Task directions
Repeat the whole of the data, keeping every detail the same.

Information given
────────────────────
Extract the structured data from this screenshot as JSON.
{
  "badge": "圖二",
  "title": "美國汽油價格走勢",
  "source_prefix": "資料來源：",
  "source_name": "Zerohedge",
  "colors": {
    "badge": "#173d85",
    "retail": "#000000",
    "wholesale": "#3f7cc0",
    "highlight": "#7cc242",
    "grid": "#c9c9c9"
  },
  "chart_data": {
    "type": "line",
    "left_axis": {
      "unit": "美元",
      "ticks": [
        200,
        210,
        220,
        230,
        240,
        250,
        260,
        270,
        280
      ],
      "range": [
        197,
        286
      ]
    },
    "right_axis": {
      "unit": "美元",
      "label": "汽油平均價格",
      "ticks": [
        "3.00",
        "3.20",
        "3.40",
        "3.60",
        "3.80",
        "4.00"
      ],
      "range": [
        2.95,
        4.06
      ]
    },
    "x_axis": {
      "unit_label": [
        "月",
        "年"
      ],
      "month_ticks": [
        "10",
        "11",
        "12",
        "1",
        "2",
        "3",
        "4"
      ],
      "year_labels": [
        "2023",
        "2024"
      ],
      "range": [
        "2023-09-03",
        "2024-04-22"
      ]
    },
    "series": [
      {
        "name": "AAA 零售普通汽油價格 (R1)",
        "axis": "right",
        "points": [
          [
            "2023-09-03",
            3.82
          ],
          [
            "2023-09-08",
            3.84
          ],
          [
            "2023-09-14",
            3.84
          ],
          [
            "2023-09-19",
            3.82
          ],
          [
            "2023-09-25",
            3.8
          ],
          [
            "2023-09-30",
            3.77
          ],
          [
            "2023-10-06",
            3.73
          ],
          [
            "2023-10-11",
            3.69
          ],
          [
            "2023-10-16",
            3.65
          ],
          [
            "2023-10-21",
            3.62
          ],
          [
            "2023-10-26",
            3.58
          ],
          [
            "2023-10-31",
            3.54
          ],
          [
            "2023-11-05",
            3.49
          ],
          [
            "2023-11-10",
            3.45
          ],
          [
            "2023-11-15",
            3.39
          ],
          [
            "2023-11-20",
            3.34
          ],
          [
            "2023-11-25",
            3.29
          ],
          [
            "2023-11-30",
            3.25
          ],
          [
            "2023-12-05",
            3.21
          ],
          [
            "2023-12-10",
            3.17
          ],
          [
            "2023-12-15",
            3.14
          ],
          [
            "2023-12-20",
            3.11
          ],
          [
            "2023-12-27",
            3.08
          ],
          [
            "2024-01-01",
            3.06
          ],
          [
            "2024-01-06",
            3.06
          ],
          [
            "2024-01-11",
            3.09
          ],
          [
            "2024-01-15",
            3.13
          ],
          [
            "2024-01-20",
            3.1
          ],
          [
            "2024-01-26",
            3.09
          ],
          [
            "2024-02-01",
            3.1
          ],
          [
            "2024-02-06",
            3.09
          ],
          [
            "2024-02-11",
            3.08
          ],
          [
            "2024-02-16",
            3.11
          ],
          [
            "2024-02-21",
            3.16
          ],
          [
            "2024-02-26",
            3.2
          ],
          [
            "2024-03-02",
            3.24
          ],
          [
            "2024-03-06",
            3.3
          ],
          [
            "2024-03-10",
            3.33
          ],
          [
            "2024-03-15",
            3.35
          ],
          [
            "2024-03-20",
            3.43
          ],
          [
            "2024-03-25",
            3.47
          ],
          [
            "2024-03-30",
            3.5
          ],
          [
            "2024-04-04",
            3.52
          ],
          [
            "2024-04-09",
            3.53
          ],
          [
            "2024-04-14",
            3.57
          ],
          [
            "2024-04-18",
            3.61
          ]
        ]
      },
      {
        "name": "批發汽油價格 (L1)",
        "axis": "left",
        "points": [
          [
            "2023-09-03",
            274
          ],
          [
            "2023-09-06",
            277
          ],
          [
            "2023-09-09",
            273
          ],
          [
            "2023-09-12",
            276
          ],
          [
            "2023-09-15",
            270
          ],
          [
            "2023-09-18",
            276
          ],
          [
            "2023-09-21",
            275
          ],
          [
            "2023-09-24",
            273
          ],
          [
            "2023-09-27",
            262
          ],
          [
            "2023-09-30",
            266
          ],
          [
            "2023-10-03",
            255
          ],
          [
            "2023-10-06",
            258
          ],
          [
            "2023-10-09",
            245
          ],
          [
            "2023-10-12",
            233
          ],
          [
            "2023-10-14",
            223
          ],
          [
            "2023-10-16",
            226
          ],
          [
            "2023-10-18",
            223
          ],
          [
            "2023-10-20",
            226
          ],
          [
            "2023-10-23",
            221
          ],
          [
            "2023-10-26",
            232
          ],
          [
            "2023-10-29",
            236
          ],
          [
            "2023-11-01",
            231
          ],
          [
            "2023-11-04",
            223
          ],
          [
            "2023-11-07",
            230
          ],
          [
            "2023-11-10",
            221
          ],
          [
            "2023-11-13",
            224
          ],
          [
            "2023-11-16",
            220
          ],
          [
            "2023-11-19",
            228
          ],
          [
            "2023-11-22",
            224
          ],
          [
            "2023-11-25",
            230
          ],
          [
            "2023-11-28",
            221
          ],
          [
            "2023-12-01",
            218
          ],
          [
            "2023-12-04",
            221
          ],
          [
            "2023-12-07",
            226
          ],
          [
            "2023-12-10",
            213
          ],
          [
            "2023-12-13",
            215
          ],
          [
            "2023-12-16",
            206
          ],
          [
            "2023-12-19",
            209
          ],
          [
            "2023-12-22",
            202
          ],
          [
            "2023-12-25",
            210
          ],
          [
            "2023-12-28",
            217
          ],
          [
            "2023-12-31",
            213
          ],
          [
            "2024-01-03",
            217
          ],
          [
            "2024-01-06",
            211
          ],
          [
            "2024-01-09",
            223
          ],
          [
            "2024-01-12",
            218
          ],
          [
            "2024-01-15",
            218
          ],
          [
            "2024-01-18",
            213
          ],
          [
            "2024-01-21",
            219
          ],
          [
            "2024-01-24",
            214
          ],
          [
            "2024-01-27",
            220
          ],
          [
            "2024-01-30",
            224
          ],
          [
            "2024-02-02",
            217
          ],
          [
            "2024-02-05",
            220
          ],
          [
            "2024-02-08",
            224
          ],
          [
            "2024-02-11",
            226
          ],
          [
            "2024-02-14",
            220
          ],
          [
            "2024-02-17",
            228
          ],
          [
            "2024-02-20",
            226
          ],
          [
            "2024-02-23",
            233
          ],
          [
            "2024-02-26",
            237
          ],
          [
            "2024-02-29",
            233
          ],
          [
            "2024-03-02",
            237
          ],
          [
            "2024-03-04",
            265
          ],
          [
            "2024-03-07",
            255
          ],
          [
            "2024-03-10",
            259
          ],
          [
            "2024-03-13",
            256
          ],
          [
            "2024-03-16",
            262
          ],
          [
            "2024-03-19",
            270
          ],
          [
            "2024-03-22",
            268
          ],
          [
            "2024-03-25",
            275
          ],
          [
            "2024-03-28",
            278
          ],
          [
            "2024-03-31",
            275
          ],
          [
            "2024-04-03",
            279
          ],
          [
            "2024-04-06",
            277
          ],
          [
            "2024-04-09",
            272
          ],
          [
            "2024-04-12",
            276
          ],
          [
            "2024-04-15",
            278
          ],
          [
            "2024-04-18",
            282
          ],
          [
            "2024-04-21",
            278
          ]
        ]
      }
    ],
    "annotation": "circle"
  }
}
────────────────────
Written response
Extract the structured data from this screenshot as JSON.
{
  "badge": "圖二",
  "title": "美國汽油價格走勢",
  "source_prefix": "資料來源：",
  "source_name": "Zerohedge",
  "colors": {
    "badge": "#173d85",
    "retail": "#000000",
    "wholesale": "#3f7cc0",
    "highlight": "#7cc242",
    "grid": "#c9c9c9"
  },
  "chart_data": {
    "type": "line",
    "left_axis": {
      "unit": "美元",
      "ticks": [
        200,
        210,
        220,
        230,
        240,
        250,
        260,
        270,
        280
      ],
      "range": [
        197,
        286
      ]
    },
    "right_axis": {
      "unit": "美元",
      "label": "汽油平均價格",
      "ticks": [
        "3.00",
        "3.20",
        "3.40",
        "3.60",
        "3.80",
        "4.00"
      ],
      "range": [
        2.95,
        4.06
      ]
    },
    "x_axis": {
      "unit_label": [
        "月",
        "年"
      ],
      "month_ticks": [
        "10",
        "11",
        "12",
        "1",
        "2",
        "3",
        "4"
      ],
      "year_labels": [
        "2023",
        "2024"
      ],
      "range": [
        "2023-09-03",
        "2024-04-22"
      ]
    },
    "series": [
      {
        "name": "AAA 零售普通汽油價格 (R1)",
        "axis": "right",
        "points": [
          [
            "2023-09-03",
            3.82
          ],
          [
            "2023-09-08",
            3.84
          ],
          [
            "2023-09-14",
            3.84
          ],
          [
            "2023-09-19",
            3.82
          ],
          [
            "2023-09-25",
            3.8
          ],
          [
            "2023-09-30",
            3.77
          ],
          [
            "2023-10-06",
            3.73
          ],
          [
            "2023-10-11",
            3.69
          ],
          [
            "2023-10-16",
            3.65
          ],
          [
            "2023-10-21",
            3.62
          ],
          [
            "2023-10-26",
            3.58
          ],
          [
            "2023-10-31",
            3.54
          ],
          [
            "2023-11-05",
            3.49
          ],
          [
            "2023-11-10",
            3.45
          ],
          [
            "2023-11-15",
            3.39
          ],
          [
            "2023-11-20",
            3.34
          ],
          [
            "2023-11-25",
            3.29
          ],
          [
            "2023-11-30",
            3.25
          ],
          [
            "2023-12-05",
            3.21
          ],
          [
            "2023-12-10",
            3.17
          ],
          [
            "2023-12-15",
            3.14
          ],
          [
            "2023-12-20",
            3.11
          ],
          [
            "2023-12-27",
            3.08
          ],
          [
            "2024-01-01",
            3.06
          ],
          [
            "2024-01-06",
            3.06
          ],
          [
            "2024-01-11",
            3.09
          ],
          [
            "2024-01-15",
            3.13
          ],
          [
            "2024-01-20",
            3.1
          ],
          [
            "2024-01-26",
            3.09
          ],
          [
            "2024-02-01",
            3.1
          ],
          [
            "2024-02-06",
            3.09
          ],
          [
            "2024-02-11",
            3.08
          ],
          [
            "2024-02-16",
            3.11
          ],
          [
            "2024-02-21",
            3.16
          ],
          [
            "2024-02-26",
            3.2
          ],
          [
            "2024-03-02",
            3.24
          ],
          [
            "2024-03-06",
            3.3
          ],
          [
            "2024-03-10",
            3.33
          ],
          [
            "2024-03-15",
            3.35
          ],
          [
            "2024-03-20",
            3.43
          ],
          [
            "2024-03-25",
            3.47
          ],
          [
            "2024-03-30",
            3.5
          ],
          [
            "2024-04-04",
            3.52
          ],
          [
            "2024-04-09",
            3.53
          ],
          [
            "2024-04-14",
            3.57
          ],
          [
            "2024-04-18",
            3.61
          ]
        ]
      },
      {
        "name": "批發汽油價格 (L1)",
        "axis": "left",
        "points": [
          [
            "2023-09-03",
            274
          ],
          [
            "2023-09-06",
            277
          ],
          [
            "2023-09-09",
            273
          ],
          [
            "2023-09-12",
            276
          ],
          [
            "2023-09-15",
            270
          ],
          [
            "2023-09-18",
            276
          ],
          [
            "2023-09-21",
            275
          ],
          [
            "2023-09-24",
            273
          ],
          [
            "2023-09-27",
            262
          ],
          [
            "2023-09-30",
            266
          ],
          [
            "2023-10-03",
            255
          ],
          [
            "2023-10-06",
            258
          ],
          [
            "2023-10-09",
            245
          ],
          [
            "2023-10-12",
            233
          ],
          [
            "2023-10-14",
            223
          ],
          [
            "2023-10-16",
            226
          ],
          [
            "2023-10-18",
            223
          ],
          [
            "2023-10-20",
            226
          ],
          [
            "2023-10-23",
            221
          ],
          [
            "2023-10-26",
            232
          ],
          [
            "2023-10-29",
            236
          ],
          [
            "2023-11-01",
            231
          ],
          [
            "2023-11-04",
            223
          ],
          [
            "2023-11-07",
            230
          ],
          [
            "2023-11-10",
            221
          ],
          [
            "2023-11-13",
            224
          ],
          [
            "2023-11-16",
            220
          ],
          [
            "2023-11-19",
            228
          ],
          [
            "2023-11-22",
            224
          ],
          [
            "2023-11-25",
            230
          ],
          [
            "2023-11-28",
            221
          ],
          [
            "2023-12-01",
            218
          ],
          [
            "2023-12-04",
            221
          ],
          [
            "2023-12-07",
            226
          ],
          [
            "2023-12-10",
            213
          ],
          [
            "2023-12-13",
            215
          ],
          [
            "2023-12-16",
            206
          ],
          [
            "2023-12-19",
            209
          ],
          [
            "2023-12-22",
            202
          ],
          [
            "2023-12-25",
            210
          ],
          [
            "2023-12-28",
            217
          ],
          [
            "2023-12-31",
            213
          ],
          [
            "2024-01-03",
            217
          ],
          [
            "2024-01-06",
            211
          ],
          [
            "2024-01-09",
            223
          ],
          [
            "2024-01-12",
            218
          ],
          [
            "2024-01-15",
            218
          ],
          [
            "2024-01-18",
            213
          ],
          [
            "2024-01-21",
            219
          ],
          [
            "2024-01-24",
            214
          ],
          [
            "2024-01-27",
            220
          ],
          [
            "2024-01-30",
            224
          ],
          [
            "2024-02-02",
            217
          ],
          [
            "2024-02-05",
            220
          ],
          [
            "2024-02-08",
            224
          ],
          [
            "2024-02-11",
            226
          ],
          [
            "2024-02-14",
            220
          ],
          [
            "2024-02-17",
            228
          ],
          [
            "2024-02-20",
            226
          ],
          [
            "2024-02-23",
            233
          ],
          [
            "2024-02-26",
            237
          ],
          [
            "2024-02-29",
            233
          ],
          [
            "2024-03-02",
            237
          ],
          [
            "2024-03-04",
            265
          ],
          [
            "2024-03-07",
            255
          ],
          [
            "2024-03-10",
            259
          ],
          [
            "2024-03-13",
            256
          ],
          [
            "2024-03-16",
            262
          ],
          [
            "2024-03-19",
            270
          ],
          [
            "2024-03-22",
            268
          ],
          [
            "2024-03-25",
            275
          ],
          [
            "2024-03-28",
            278
          ],
          [
            "2024-03-31",
            275
          ],
          [
            "2024-04-03",
            279
          ],
          [
            "2024-04-06",
            277
          ],
          [
            "2024-04-09",
            272
          ],
          [
            "2024-04-12",
            276
          ],
          [
            "2024-04-15",
            278
          ],
          [
            "2024-04-18",
            282
          ],
          [
            "2024-04-21",
            278
          ]
        ]
      }
    ],
    "annotation": "circle"
  }
}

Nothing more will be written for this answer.